Your instructions:
How many lines in the records below contain the word "PARK"? Answer with the number alone.

(Stored data)
────────────────────────────────────────

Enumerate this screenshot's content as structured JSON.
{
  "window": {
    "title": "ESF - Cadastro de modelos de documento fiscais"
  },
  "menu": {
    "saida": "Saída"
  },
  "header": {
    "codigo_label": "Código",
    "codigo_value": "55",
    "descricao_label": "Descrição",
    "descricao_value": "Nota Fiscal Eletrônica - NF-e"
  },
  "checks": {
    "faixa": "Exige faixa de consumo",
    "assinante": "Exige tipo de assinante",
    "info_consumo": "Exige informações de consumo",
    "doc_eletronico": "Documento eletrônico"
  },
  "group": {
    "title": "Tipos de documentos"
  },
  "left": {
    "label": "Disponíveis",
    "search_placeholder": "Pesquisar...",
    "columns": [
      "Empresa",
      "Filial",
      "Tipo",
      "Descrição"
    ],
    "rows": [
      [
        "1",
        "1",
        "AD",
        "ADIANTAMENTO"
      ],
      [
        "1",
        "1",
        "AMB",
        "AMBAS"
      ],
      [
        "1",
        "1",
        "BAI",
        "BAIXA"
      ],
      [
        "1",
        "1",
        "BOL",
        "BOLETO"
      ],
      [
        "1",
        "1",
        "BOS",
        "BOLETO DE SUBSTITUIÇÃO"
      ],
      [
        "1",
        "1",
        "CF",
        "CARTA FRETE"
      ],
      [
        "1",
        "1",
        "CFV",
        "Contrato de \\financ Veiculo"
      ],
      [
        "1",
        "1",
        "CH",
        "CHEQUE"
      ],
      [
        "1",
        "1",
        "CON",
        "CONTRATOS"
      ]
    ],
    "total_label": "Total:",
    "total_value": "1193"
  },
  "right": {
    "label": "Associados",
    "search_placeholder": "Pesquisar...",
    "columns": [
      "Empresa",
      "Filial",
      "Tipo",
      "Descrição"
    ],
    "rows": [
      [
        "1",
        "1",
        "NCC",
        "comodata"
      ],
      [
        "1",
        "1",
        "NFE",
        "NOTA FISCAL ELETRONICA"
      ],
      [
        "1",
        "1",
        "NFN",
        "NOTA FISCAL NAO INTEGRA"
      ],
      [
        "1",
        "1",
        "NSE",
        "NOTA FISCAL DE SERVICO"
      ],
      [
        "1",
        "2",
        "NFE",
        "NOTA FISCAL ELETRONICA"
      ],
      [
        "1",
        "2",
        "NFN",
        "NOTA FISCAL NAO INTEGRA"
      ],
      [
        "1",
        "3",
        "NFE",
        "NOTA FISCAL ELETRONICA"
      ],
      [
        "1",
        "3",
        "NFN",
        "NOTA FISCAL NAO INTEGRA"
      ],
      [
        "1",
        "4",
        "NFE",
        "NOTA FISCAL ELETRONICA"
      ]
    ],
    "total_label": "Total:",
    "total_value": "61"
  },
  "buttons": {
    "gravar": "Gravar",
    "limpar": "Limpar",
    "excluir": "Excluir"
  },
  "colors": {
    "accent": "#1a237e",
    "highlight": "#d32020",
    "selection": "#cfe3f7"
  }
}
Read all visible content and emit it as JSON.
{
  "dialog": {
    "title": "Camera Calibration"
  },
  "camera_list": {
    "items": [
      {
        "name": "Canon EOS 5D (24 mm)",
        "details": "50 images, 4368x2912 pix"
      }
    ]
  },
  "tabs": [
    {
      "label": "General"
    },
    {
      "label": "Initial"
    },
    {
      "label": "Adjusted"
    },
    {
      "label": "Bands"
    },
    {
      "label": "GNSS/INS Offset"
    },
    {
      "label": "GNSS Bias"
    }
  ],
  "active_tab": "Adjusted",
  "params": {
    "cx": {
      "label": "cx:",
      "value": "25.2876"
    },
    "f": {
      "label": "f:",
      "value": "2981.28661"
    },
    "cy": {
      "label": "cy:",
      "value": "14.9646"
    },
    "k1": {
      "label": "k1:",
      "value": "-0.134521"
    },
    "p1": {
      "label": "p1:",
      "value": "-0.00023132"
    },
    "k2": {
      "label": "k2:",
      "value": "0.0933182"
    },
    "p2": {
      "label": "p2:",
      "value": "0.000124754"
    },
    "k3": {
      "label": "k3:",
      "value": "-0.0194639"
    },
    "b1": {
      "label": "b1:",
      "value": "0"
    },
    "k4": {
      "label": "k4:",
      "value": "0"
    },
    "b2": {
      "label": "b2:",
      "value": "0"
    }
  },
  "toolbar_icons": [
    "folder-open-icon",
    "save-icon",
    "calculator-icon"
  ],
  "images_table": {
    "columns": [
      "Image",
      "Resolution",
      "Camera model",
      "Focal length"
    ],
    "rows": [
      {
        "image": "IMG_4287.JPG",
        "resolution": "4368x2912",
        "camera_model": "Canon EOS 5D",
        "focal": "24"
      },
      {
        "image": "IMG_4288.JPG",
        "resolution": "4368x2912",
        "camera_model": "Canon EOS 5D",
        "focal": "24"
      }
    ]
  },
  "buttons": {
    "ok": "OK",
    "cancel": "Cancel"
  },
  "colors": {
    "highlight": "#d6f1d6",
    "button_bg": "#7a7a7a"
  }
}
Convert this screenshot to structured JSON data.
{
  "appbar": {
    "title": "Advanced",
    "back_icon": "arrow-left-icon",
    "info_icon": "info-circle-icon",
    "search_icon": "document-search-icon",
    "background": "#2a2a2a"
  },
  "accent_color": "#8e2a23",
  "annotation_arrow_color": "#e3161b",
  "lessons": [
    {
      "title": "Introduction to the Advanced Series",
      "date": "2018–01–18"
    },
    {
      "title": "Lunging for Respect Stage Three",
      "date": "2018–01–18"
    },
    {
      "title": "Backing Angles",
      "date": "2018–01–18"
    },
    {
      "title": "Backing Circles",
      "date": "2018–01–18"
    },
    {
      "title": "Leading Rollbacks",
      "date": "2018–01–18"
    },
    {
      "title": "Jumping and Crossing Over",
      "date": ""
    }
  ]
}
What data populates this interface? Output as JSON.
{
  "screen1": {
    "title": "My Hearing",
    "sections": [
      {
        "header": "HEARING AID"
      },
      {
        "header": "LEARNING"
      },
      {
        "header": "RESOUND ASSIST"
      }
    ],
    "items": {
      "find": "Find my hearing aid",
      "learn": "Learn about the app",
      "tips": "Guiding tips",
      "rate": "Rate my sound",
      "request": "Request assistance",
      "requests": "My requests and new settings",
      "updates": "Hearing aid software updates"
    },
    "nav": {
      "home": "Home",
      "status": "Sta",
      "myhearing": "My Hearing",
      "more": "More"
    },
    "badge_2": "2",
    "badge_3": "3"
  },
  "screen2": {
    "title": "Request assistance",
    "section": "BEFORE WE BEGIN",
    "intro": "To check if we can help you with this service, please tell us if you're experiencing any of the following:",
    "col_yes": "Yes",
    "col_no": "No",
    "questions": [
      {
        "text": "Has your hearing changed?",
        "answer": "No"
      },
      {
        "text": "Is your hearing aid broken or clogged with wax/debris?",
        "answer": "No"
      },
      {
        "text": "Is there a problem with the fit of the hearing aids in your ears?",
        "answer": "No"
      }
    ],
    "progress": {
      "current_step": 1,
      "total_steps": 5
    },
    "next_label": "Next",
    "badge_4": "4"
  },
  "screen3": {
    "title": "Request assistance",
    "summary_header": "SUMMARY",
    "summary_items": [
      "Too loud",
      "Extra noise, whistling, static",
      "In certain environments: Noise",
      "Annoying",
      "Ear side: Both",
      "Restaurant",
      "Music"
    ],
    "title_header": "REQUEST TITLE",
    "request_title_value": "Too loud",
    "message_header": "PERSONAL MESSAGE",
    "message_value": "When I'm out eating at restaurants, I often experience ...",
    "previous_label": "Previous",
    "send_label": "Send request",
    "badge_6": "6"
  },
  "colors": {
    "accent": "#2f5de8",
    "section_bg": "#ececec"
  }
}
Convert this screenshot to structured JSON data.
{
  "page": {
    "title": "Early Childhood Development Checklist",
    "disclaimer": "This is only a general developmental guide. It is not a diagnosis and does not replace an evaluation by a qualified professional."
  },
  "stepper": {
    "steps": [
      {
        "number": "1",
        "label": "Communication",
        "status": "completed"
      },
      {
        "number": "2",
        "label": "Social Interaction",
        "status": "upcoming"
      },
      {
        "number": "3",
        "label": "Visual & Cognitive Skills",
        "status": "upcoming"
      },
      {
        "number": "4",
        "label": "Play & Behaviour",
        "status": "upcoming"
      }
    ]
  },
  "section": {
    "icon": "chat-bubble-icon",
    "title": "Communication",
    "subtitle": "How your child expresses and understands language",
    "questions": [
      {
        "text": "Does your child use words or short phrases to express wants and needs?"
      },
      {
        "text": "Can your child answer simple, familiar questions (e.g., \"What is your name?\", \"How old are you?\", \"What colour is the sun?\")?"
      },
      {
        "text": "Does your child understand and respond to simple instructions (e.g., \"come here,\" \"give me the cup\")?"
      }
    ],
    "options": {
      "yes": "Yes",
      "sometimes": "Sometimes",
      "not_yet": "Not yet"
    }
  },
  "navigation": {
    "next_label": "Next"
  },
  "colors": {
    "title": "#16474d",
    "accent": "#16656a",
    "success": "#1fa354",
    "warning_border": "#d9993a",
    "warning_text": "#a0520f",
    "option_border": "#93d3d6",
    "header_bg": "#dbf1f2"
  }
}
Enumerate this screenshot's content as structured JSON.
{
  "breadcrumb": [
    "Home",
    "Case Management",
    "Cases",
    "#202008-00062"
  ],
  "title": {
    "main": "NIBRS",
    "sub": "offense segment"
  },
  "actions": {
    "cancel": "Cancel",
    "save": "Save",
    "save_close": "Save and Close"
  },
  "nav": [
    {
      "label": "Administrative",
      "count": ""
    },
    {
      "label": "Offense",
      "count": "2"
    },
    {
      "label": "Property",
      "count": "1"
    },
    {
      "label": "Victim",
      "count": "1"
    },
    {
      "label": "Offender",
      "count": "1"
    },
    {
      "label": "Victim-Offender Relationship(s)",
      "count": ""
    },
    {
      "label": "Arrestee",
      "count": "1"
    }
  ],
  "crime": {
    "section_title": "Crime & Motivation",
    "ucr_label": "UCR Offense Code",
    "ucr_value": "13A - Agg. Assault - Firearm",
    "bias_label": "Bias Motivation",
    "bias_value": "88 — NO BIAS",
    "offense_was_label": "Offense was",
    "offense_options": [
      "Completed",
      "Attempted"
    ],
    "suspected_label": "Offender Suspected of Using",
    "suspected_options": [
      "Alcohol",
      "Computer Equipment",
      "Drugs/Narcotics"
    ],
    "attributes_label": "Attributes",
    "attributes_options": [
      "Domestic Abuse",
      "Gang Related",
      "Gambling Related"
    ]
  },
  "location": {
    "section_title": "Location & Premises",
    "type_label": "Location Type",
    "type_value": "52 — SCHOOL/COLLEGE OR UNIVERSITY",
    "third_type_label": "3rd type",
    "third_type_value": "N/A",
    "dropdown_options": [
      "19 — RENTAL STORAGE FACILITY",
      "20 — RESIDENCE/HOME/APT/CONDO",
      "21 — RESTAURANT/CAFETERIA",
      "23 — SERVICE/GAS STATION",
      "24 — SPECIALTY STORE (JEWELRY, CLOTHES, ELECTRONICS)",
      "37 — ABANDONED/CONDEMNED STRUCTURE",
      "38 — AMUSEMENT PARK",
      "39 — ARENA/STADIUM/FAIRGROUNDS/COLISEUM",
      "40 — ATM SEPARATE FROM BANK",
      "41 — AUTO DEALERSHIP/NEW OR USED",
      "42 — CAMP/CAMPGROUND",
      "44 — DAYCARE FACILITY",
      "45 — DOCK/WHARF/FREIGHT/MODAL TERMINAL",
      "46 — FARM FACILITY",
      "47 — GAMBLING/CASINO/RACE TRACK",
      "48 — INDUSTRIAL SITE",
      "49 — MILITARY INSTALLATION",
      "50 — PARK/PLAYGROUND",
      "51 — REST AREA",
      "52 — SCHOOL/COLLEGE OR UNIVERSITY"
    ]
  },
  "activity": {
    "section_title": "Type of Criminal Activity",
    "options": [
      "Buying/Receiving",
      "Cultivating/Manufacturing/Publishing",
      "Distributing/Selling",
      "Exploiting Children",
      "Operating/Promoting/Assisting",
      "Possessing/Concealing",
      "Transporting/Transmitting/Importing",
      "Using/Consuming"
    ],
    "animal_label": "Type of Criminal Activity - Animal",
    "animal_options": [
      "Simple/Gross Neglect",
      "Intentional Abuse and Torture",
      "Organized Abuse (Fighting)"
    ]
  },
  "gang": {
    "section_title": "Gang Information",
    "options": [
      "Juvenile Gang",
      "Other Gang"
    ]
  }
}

────────────────────────────────────────

Exercise solution:
2